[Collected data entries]
----------------------------------------

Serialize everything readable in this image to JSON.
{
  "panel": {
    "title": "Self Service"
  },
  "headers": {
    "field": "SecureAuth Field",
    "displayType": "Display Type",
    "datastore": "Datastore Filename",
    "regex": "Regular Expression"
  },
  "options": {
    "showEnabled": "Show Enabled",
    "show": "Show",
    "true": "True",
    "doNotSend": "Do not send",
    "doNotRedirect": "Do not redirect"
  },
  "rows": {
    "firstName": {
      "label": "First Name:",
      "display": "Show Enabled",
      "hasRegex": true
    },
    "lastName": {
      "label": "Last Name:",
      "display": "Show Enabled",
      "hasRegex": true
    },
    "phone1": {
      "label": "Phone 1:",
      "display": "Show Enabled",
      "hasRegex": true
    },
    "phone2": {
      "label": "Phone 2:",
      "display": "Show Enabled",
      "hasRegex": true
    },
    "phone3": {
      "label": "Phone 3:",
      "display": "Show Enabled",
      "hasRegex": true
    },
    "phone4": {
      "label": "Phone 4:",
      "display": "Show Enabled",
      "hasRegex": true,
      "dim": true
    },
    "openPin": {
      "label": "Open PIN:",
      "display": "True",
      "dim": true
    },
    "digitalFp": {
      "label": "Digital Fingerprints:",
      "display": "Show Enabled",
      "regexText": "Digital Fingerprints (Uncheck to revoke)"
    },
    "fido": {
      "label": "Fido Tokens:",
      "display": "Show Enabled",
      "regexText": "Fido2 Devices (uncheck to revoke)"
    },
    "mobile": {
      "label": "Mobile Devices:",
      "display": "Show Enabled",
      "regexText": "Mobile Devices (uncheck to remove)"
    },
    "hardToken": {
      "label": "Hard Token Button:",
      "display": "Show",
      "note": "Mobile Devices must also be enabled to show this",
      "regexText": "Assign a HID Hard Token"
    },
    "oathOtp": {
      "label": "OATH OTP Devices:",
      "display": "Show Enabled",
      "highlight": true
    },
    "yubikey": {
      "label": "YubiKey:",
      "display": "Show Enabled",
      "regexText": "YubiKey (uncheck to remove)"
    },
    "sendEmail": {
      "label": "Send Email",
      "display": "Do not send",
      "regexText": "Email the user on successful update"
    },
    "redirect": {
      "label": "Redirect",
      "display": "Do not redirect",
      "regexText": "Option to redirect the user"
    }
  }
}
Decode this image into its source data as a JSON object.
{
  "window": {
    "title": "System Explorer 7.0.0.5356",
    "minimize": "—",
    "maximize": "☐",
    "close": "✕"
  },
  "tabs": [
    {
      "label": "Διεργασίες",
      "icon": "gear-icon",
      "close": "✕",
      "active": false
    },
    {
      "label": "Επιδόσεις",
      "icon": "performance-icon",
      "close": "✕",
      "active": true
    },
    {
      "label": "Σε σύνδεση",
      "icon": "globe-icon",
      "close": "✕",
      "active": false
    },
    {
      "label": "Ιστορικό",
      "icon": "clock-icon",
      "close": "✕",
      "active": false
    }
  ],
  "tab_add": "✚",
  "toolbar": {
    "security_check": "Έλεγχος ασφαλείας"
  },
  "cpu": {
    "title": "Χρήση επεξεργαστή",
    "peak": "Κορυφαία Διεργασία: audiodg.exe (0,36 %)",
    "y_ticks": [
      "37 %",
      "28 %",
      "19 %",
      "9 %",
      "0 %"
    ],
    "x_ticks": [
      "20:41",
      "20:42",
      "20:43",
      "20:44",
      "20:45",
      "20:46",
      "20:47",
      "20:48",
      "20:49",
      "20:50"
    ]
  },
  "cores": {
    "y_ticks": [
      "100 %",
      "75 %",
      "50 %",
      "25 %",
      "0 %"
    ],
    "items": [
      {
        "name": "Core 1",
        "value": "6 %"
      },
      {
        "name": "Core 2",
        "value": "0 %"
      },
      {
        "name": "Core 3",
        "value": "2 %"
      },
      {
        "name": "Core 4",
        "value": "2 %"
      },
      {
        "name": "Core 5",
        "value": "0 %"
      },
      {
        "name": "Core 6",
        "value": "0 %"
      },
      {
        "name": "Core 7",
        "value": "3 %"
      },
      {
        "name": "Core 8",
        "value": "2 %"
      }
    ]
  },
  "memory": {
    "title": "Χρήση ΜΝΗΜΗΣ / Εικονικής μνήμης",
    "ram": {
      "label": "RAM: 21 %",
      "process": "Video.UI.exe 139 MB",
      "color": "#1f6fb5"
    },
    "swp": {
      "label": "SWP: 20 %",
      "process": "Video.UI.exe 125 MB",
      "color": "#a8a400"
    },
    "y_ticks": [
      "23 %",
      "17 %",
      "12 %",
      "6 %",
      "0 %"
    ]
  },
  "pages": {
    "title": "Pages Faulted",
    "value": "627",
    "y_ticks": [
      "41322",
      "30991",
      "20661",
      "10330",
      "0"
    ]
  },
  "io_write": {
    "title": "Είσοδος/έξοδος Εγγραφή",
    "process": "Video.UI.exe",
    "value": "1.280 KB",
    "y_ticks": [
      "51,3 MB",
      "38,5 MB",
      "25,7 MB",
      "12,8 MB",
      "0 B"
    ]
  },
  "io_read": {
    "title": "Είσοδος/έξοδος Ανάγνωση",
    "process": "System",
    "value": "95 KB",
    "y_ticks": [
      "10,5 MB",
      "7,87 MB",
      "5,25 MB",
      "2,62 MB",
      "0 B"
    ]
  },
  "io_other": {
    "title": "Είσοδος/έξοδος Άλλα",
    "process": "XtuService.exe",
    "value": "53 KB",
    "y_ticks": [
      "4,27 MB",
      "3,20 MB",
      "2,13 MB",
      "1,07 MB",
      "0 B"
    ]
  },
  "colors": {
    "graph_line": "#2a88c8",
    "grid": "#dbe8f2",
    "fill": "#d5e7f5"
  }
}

----------------------------------------

Reproduce all of the material above word for word.

OUTPUT FOR THIS EXERCISE:
Serialize everything readable in this image to JSON.
{
  "panel": {
    "title": "Self Service"
  },
  "headers": {
    "field": "SecureAuth Field",
    "displayType": "Display Type",
    "datastore": "Datastore Filename",
    "regex": "Regular Expression"
  },
  "options": {
    "showEnabled": "Show Enabled",
    "show": "Show",
    "true": "True",
    "doNotSend": "Do not send",
    "doNotRedirect": "Do not redirect"
  },
  "rows": {
    "firstName": {
      "label": "First Name:",
      "display": "Show Enabled",
      "hasRegex": true
    },
    "lastName": {
      "label": "Last Name:",
      "display": "Show Enabled",
      "hasRegex": true
    },
    "phone1": {
      "label": "Phone 1:",
      "display": "Show Enabled",
      "hasRegex": true
    },
    "phone2": {
      "label": "Phone 2:",
      "display": "Show Enabled",
      "hasRegex": true
    },
    "phone3": {
      "label": "Phone 3:",
      "display": "Show Enabled",
      "hasRegex": true
    },
    "phone4": {
      "label": "Phone 4:",
      "display": "Show Enabled",
      "hasRegex": true,
      "dim": true
    },
    "openPin": {
      "label": "Open PIN:",
      "display": "True",
      "dim": true
    },
    "digitalFp": {
      "label": "Digital Fingerprints:",
      "display": "Show Enabled",
      "regexText": "Digital Fingerprints (Uncheck to revoke)"
    },
    "fido": {
      "label": "Fido Tokens:",
      "display": "Show Enabled",
      "regexText": "Fido2 Devices (uncheck to revoke)"
    },
    "mobile": {
      "label": "Mobile Devices:",
      "display": "Show Enabled",
      "regexText": "Mobile Devices (uncheck to remove)"
    },
    "hardToken": {
      "label": "Hard Token Button:",
      "display": "Show",
      "note": "Mobile Devices must also be enabled to show this",
      "regexText": "Assign a HID Hard Token"
    },
    "oathOtp": {
      "label": "OATH OTP Devices:",
      "display": "Show Enabled",
      "highlight": true
    },
    "yubikey": {
      "label": "YubiKey:",
      "display": "Show Enabled",
      "regexText": "YubiKey (uncheck to remove)"
    },
    "sendEmail": {
      "label": "Send Email",
      "display": "Do not send",
      "regexText": "Email the user on successful update"
    },
    "redirect": {
      "label": "Redirect",
      "display": "Do not redirect",
      "regexText": "Option to redirect the user"
    }
  }
}
Decode this image into its source data as a JSON object.
{
  "window": {
    "title": "System Explorer 7.0.0.5356",
    "minimize": "—",
    "maximize": "☐",
    "close": "✕"
  },
  "tabs": [
    {
      "label": "Διεργασίες",
      "icon": "gear-icon",
      "close": "✕",
      "active": false
    },
    {
      "label": "Επιδόσεις",
      "icon": "performance-icon",
      "close": "✕",
      "active": true
    },
    {
      "label": "Σε σύνδεση",
      "icon": "globe-icon",
      "close": "✕",
      "active": false
    },
    {
      "label": "Ιστορικό",
      "icon": "clock-icon",
      "close": "✕",
      "active": false
    }
  ],
  "tab_add": "✚",
  "toolbar": {
    "security_check": "Έλεγχος ασφαλείας"
  },
  "cpu": {
    "title": "Χρήση επεξεργαστή",
    "peak": "Κορυφαία Διεργασία: audiodg.exe (0,36 %)",
    "y_ticks": [
      "37 %",
      "28 %",
      "19 %",
      "9 %",
      "0 %"
    ],
    "x_ticks": [
      "20:41",
      "20:42",
      "20:43",
      "20:44",
      "20:45",
      "20:46",
      "20:47",
      "20:48",
      "20:49",
      "20:50"
    ]
  },
  "cores": {
    "y_ticks": [
      "100 %",
      "75 %",
      "50 %",
      "25 %",
      "0 %"
    ],
    "items": [
      {
        "name": "Core 1",
        "value": "6 %"
      },
      {
        "name": "Core 2",
        "value": "0 %"
      },
      {
        "name": "Core 3",
        "value": "2 %"
      },
      {
        "name": "Core 4",
        "value": "2 %"
      },
      {
        "name": "Core 5",
        "value": "0 %"
      },
      {
        "name": "Core 6",
        "value": "0 %"
      },
      {
        "name": "Core 7",
        "value": "3 %"
      },
      {
        "name": "Core 8",
        "value": "2 %"
      }
    ]
  },
  "memory": {
    "title": "Χρήση ΜΝΗΜΗΣ / Εικονικής μνήμης",
    "ram": {
      "label": "RAM: 21 %",
      "process": "Video.UI.exe 139 MB",
      "color": "#1f6fb5"
    },
    "swp": {
      "label": "SWP: 20 %",
      "process": "Video.UI.exe 125 MB",
      "color": "#a8a400"
    },
    "y_ticks": [
      "23 %",
      "17 %",
      "12 %",
      "6 %",
      "0 %"
    ]
  },
  "pages": {
    "title": "Pages Faulted",
    "value": "627",
    "y_ticks": [
      "41322",
      "30991",
      "20661",
      "10330",
      "0"
    ]
  },
  "io_write": {
    "title": "Είσοδος/έξοδος Εγγραφή",
    "process": "Video.UI.exe",
    "value": "1.280 KB",
    "y_ticks": [
      "51,3 MB",
      "38,5 MB",
      "25,7 MB",
      "12,8 MB",
      "0 B"
    ]
  },
  "io_read": {
    "title": "Είσοδος/έξοδος Ανάγνωση",
    "process": "System",
    "value": "95 KB",
    "y_ticks": [
      "10,5 MB",
      "7,87 MB",
      "5,25 MB",
      "2,62 MB",
      "0 B"
    ]
  },
  "io_other": {
    "title": "Είσοδος/έξοδος Άλλα",
    "process": "XtuService.exe",
    "value": "53 KB",
    "y_ticks": [
      "4,27 MB",
      "3,20 MB",
      "2,13 MB",
      "1,07 MB",
      "0 B"
    ]
  },
  "colors": {
    "graph_line": "#2a88c8",
    "grid": "#dbe8f2",
    "fill": "#d5e7f5"
  }
}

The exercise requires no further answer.